# AIM OF THE EXERCISE
Write out the listing below in full and exactly, leaving out every picture.

==============================

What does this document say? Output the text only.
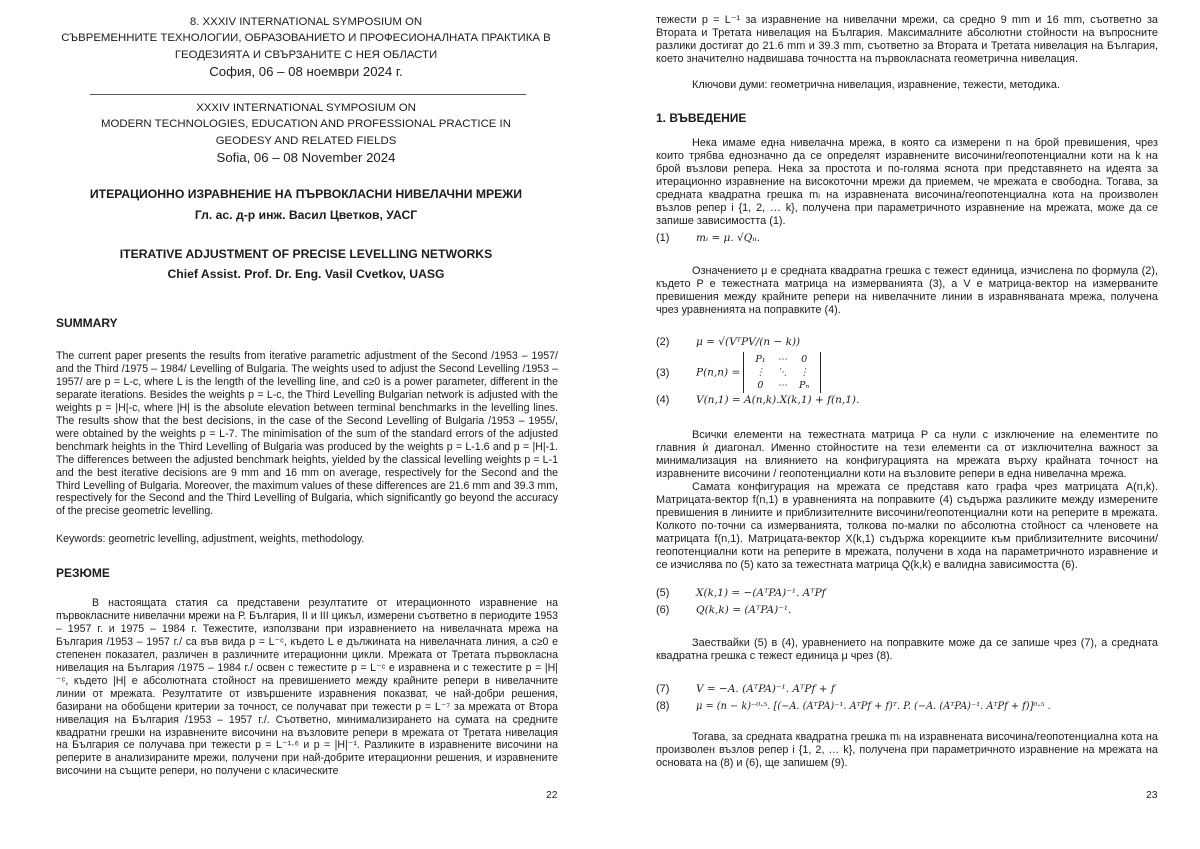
8. XXXIV INTERNATIONAL SYMPOSIUM ON
СЪВРЕМЕННИТЕ ТЕХНОЛОГИИ, ОБРАЗОВАНИЕТО И ПРОФЕСИОНАЛНАТА ПРАКТИКА В
ГЕОДЕЗИЯТА И СВЪРЗАНИТЕ С НЕЯ ОБЛАСТИ
София, 06 – 08 ноември 2024 г.
XXXIV INTERNATIONAL SYMPOSIUM ON
MODERN TECHNOLOGIES, EDUCATION AND PROFESSIONAL PRACTICE IN
GEODESY AND RELATED FIELDS
Sofia, 06 – 08 November 2024
ИТЕРАЦИОННО ИЗРАВНЕНИЕ НА ПЪРВОКЛАСНИ НИВЕЛАЧНИ МРЕЖИ
Гл. ас. д-р инж. Васил Цветков, УАСГ
ITERATIVE ADJUSTMENT OF PRECISE LEVELLING NETWORKS
Chief Assist. Prof. Dr. Eng. Vasil Cvetkov, UASG
SUMMARY
The current paper presents the results from iterative parametric adjustment of the Second /1953 – 1957/ and the Third /1975 – 1984/ Levelling of Bulgaria. The weights used to adjust the Second Levelling /1953 – 1957/ are p = L-c, where L is the length of the levelling line, and c≥0 is a power parameter, different in the separate iterations. Besides the weights p = L-c, the Third Levelling Bulgarian network is adjusted with the weights p = |H|-c, where |H| is the absolute elevation between terminal benchmarks in the levelling lines. The results show that the best decisions, in the case of the Second Levelling of Bulgaria /1953 – 1955/, were obtained by the weights p = L-7. The minimisation of the sum of the standard errors of the adjusted benchmark heights in the Third Levelling of Bulgaria was produced by the weights p = L-1.6 and p = |H|-1. The differences between the adjusted benchmark heights, yielded by the classical levelling weights p = L-1 and the best iterative decisions are 9 mm and 16 mm on average, respectively for the Second and the Third Levelling of Bulgaria. Moreover, the maximum values of these differences are 21.6 mm and 39.3 mm, respectively for the Second and the Third Levelling of Bulgaria, which significantly go beyond the accuracy of the precise geometric levelling.
Keywords: geometric levelling, adjustment, weights, methodology.
РЕЗЮМЕ
В настоящата статия са представени резултатите от итерационното изравнение на първокласните нивелачни мрежи на Р. България, II и III цикъл, измерени съответно в периодите 1953 – 1957 г. и 1975 – 1984 г. Тежестите, използвани при изравнението на нивелачната мрежа на България /1953 – 1957 г./ са във вида p = L⁻ᶜ, където L е дължината на нивелачната линия, а c≥0 е степенен показател, различен в различните итерационни цикли. Мрежата от Третата първокласна нивелация на България /1975 – 1984 г./ освен с тежестите p = L⁻ᶜ е изравнена и с тежестите p = |H|⁻ᶜ, където |H| е абсолютната стойност на превишението между крайните репери в нивелачните линии от мрежата. Резултатите от извършените изравнения показват, че най-добри решения, базирани на обобщени критерии за точност, се получават при тежести p = L⁻⁷ за мрежата от Втора нивелация на България /1953 – 1957 г./. Съответно, минимализирането на сумата на средните квадратни грешки на изравнените височини на възловите репери в мрежата от Третата нивелация на България се получава при тежести p = L⁻¹·⁶ и p = |H|⁻¹. Разликите в изравнените височини на реперите в анализираните мрежи, получени при най-добрите итерационни решения, и изравнените височини на същите репери, но получени с класическите
22
тежести p = L⁻¹ за изравнение на нивелачни мрежи, са средно 9 mm и 16 mm, съответно за Втората и Третата нивелация на България. Максималните абсолютни стойности на въпросните разлики достигат до 21.6 mm и 39.3 mm, съответно за Втората и Третата нивелация на България, което значително надвишава точността на първокласната геометрична нивелация.
Ключови думи: геометрична нивелация, изравнение, тежести, методика.
1. ВЪВЕДЕНИЕ
Нека имаме една нивелачна мрежа, в която са измерени n на брой превишения, чрез които трябва еднозначно да се определят изравнените височини/геопотенциални коти на k на брой възлови репера. Нека за простота и по-голяма яснота при представянето на идеята за итерационно изравнение на високоточни мрежи да приемем, че мрежата е свободна. Тогава, за средната квадратна грешка mᵢ на изравнената височина/геопотенциална кота на произволен възлов репер i {1, 2, … k}, получена при параметричното изравнение на мрежата, може да се запише зависимостта (1).
(1)	mᵢ = μ. √Qᵢᵢ.
Означението μ е средната квадратна грешка с тежест единица, изчислена по формула (2), където P е тежестната матрица на измерванията (3), а V е матрица-вектор на измерваните превишения между крайните репери на нивелачните линии в изравняваната мрежа, получена чрез уравненията на поправките (4).
(2)	μ = √(VᵀPV/(n − k))
(3)	P(n,n) = P₁	⋯	0
⋮	⋱	⋮
0	⋯	Pₙ
(4)	V(n,1) = A(n,k).X(k,1) + f(n,1).
Всички елементи на тежестната матрица P са нули с изключение на елементите по главния ѝ диагонал. Именно стойностите на тези елементи са от изключителна важност за минимализация на влиянието на конфигурацията на мрежата върху крайната точност на изравнените височини / геопотенциални коти на възловите репери в една нивелачна мрежа.
Самата конфигурация на мрежата се представя като графа чрез матрицата A(n,k). Матрицата-вектор f(n,1) в уравненията на поправките (4) съдържа разликите между измерените превишения в линиите и приблизителните височини/геопотенциални коти на реперите в мрежата. Колкото по-точни са измерванията, толкова по-малки по абсолютна стойност са членовете на матрицата f(n,1). Матрицата-вектор X(k,1) съдържа корекциите към приблизителните височини/геопотенциални коти на реперите в мрежата, получени в хода на параметричното изравнение и се изчислява по (5) като за тежестната матрица Q(k,k) е валидна зависимостта (6).
(5)	X(k,1) = −(AᵀPA)⁻¹. AᵀPf
(6)	Q(k,k) = (AᵀPA)⁻¹.
Заествайки (5) в (4), уравнението на поправките може да се запише чрез (7), а средната квадратна грешка с тежест единица μ чрез (8).
(7)	V = −A. (AᵀPA)⁻¹. AᵀPf + f
(8)	μ = (n − k)⁻⁰·⁵. [(−A. (AᵀPA)⁻¹. AᵀPf + f)ᵀ. P. (−A. (AᵀPA)⁻¹. AᵀPf + f)]⁰·⁵ .
Тогава, за средната квадратна грешка mᵢ на изравнената височина/геопотенциална кота на произволен възлов репер i {1, 2, … k}, получена при параметричното изравнение на мрежата на основата на (8) и (6), ще запишем (9).
23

==============================

# TASK RESULT
What does this document say? Output the text only.
8. XXXIV INTERNATIONAL SYMPOSIUM ON
СЪВРЕМЕННИТЕ ТЕХНОЛОГИИ, ОБРАЗОВАНИЕТО И ПРОФЕСИОНАЛНАТА ПРАКТИКА В
ГЕОДЕЗИЯТА И СВЪРЗАНИТЕ С НЕЯ ОБЛАСТИ
София, 06 – 08 ноември 2024 г.
XXXIV INTERNATIONAL SYMPOSIUM ON
MODERN TECHNOLOGIES, EDUCATION AND PROFESSIONAL PRACTICE IN
GEODESY AND RELATED FIELDS
Sofia, 06 – 08 November 2024
ИТЕРАЦИОННО ИЗРАВНЕНИЕ НА ПЪРВОКЛАСНИ НИВЕЛАЧНИ МРЕЖИ
Гл. ас. д-р инж. Васил Цветков, УАСГ
ITERATIVE ADJUSTMENT OF PRECISE LEVELLING NETWORKS
Chief Assist. Prof. Dr. Eng. Vasil Cvetkov, UASG
SUMMARY
The current paper presents the results from iterative parametric adjustment of the Second /1953 – 1957/ and the Third /1975 – 1984/ Levelling of Bulgaria. The weights used to adjust the Second Levelling /1953 – 1957/ are p = L-c, where L is the length of the levelling line, and c≥0 is a power parameter, different in the separate iterations. Besides the weights p = L-c, the Third Levelling Bulgarian network is adjusted with the weights p = |H|-c, where |H| is the absolute elevation between terminal benchmarks in the levelling lines. The results show that the best decisions, in the case of the Second Levelling of Bulgaria /1953 – 1955/, were obtained by the weights p = L-7. The minimisation of the sum of the standard errors of the adjusted benchmark heights in the Third Levelling of Bulgaria was produced by the weights p = L-1.6 and p = |H|-1. The differences between the adjusted benchmark heights, yielded by the classical levelling weights p = L-1 and the best iterative decisions are 9 mm and 16 mm on average, respectively for the Second and the Third Levelling of Bulgaria. Moreover, the maximum values of these differences are 21.6 mm and 39.3 mm, respectively for the Second and the Third Levelling of Bulgaria, which significantly go beyond the accuracy of the precise geometric levelling.
Keywords: geometric levelling, adjustment, weights, methodology.
РЕЗЮМЕ
В настоящата статия са представени резултатите от итерационното изравнение на първокласните нивелачни мрежи на Р. България, II и III цикъл, измерени съответно в периодите 1953 – 1957 г. и 1975 – 1984 г. Тежестите, използвани при изравнението на нивелачната мрежа на България /1953 – 1957 г./ са във вида p = L⁻ᶜ, където L е дължината на нивелачната линия, а c≥0 е степенен показател, различен в различните итерационни цикли. Мрежата от Третата първокласна нивелация на България /1975 – 1984 г./ освен с тежестите p = L⁻ᶜ е изравнена и с тежестите p = |H|⁻ᶜ, където |H| е абсолютната стойност на превишението между крайните репери в нивелачните линии от мрежата. Резултатите от извършените изравнения показват, че най-добри решения, базирани на обобщени критерии за точност, се получават при тежести p = L⁻⁷ за мрежата от Втора нивелация на България /1953 – 1957 г./. Съответно, минимализирането на сумата на средните квадратни грешки на изравнените височини на възловите репери в мрежата от Третата нивелация на България се получава при тежести p = L⁻¹·⁶ и p = |H|⁻¹. Разликите в изравнените височини на реперите в анализираните мрежи, получени при най-добрите итерационни решения, и изравнените височини на същите репери, но получени с класическите
22
тежести p = L⁻¹ за изравнение на нивелачни мрежи, са средно 9 mm и 16 mm, съответно за Втората и Третата нивелация на България. Максималните абсолютни стойности на въпросните разлики достигат до 21.6 mm и 39.3 mm, съответно за Втората и Третата нивелация на България, което значително надвишава точността на първокласната геометрична нивелация.
Ключови думи: геометрична нивелация, изравнение, тежести, методика.
1. ВЪВЕДЕНИЕ
Нека имаме една нивелачна мрежа, в която са измерени n на брой превишения, чрез които трябва еднозначно да се определят изравнените височини/геопотенциални коти на k на брой възлови репера. Нека за простота и по-голяма яснота при представянето на идеята за итерационно изравнение на високоточни мрежи да приемем, че мрежата е свободна. Тогава, за средната квадратна грешка mᵢ на изравнената височина/геопотенциална кота на произволен възлов репер i {1, 2, … k}, получена при параметричното изравнение на мрежата, може да се запише зависимостта (1).
(1)	mᵢ = μ. √Qᵢᵢ.
Означението μ е средната квадратна грешка с тежест единица, изчислена по формула (2), където P е тежестната матрица на измерванията (3), а V е матрица-вектор на измерваните превишения между крайните репери на нивелачните линии в изравняваната мрежа, получена чрез уравненията на поправките (4).
(2)	μ = √(VᵀPV/(n − k))
(3)	P(n,n) = P₁	⋯	0
⋮	⋱	⋮
0	⋯	Pₙ
(4)	V(n,1) = A(n,k).X(k,1) + f(n,1).
Всички елементи на тежестната матрица P са нули с изключение на елементите по главния ѝ диагонал. Именно стойностите на тези елементи са от изключителна важност за минимализация на влиянието на конфигурацията на мрежата върху крайната точност на изравнените височини / геопотенциални коти на възловите репери в една нивелачна мрежа.
Самата конфигурация на мрежата се представя като графа чрез матрицата A(n,k). Матрицата-вектор f(n,1) в уравненията на поправките (4) съдържа разликите между измерените превишения в линиите и приблизителните височини/геопотенциални коти на реперите в мрежата. Колкото по-точни са измерванията, толкова по-малки по абсолютна стойност са членовете на матрицата f(n,1). Матрицата-вектор X(k,1) съдържа корекциите към приблизителните височини/геопотенциални коти на реперите в мрежата, получени в хода на параметричното изравнение и се изчислява по (5) като за тежестната матрица Q(k,k) е валидна зависимостта (6).
(5)	X(k,1) = −(AᵀPA)⁻¹. AᵀPf
(6)	Q(k,k) = (AᵀPA)⁻¹.
Заествайки (5) в (4), уравнението на поправките може да се запише чрез (7), а средната квадратна грешка с тежест единица μ чрез (8).
(7)	V = −A. (AᵀPA)⁻¹. AᵀPf + f
(8)	μ = (n − k)⁻⁰·⁵. [(−A. (AᵀPA)⁻¹. AᵀPf + f)ᵀ. P. (−A. (AᵀPA)⁻¹. AᵀPf + f)]⁰·⁵ .
Тогава, за средната квадратна грешка mᵢ на изравнената височина/геопотенциална кота на произволен възлов репер i {1, 2, … k}, получена при параметричното изравнение на мрежата на основата на (8) и (6), ще запишем (9).
23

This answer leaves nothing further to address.